%%
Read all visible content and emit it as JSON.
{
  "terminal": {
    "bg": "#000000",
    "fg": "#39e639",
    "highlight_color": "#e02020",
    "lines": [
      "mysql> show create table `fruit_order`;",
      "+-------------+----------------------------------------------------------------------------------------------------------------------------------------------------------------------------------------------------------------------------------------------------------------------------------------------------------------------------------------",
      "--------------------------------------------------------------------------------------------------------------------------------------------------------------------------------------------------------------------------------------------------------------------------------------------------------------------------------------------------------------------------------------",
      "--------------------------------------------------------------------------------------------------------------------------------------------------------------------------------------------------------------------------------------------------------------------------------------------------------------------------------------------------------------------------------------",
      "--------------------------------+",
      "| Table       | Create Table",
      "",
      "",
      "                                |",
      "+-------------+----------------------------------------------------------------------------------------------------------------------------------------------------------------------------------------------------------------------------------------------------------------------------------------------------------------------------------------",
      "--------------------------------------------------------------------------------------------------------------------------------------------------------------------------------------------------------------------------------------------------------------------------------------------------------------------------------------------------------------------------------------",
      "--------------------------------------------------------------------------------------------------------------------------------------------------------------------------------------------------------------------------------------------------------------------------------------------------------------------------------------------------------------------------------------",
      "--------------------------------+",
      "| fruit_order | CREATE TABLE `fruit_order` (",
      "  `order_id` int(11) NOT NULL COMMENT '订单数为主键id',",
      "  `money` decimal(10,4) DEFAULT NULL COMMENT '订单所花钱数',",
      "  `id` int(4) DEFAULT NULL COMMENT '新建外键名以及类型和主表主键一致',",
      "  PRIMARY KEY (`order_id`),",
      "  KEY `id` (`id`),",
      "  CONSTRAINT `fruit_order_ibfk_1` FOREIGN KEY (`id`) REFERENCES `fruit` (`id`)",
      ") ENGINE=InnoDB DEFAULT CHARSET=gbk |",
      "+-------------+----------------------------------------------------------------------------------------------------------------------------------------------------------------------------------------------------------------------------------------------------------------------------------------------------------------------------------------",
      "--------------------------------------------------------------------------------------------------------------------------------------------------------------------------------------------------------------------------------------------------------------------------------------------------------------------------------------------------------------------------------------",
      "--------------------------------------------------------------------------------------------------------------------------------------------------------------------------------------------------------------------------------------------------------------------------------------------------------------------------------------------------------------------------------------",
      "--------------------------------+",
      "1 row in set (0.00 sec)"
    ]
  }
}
%%
TASK REQUIREMENTS: Examine the records and pull out every line where the string "NULL" occurs.

FINAL ANSWER:
      "  `order_id` int(11) NOT NULL COMMENT '订单数为主键id',",
      "  `money` decimal(10,4) DEFAULT NULL COMMENT '订单所花钱数',",
      "  `id` int(4) DEFAULT NULL COMMENT '新建外键名以及类型和主表主键一致',",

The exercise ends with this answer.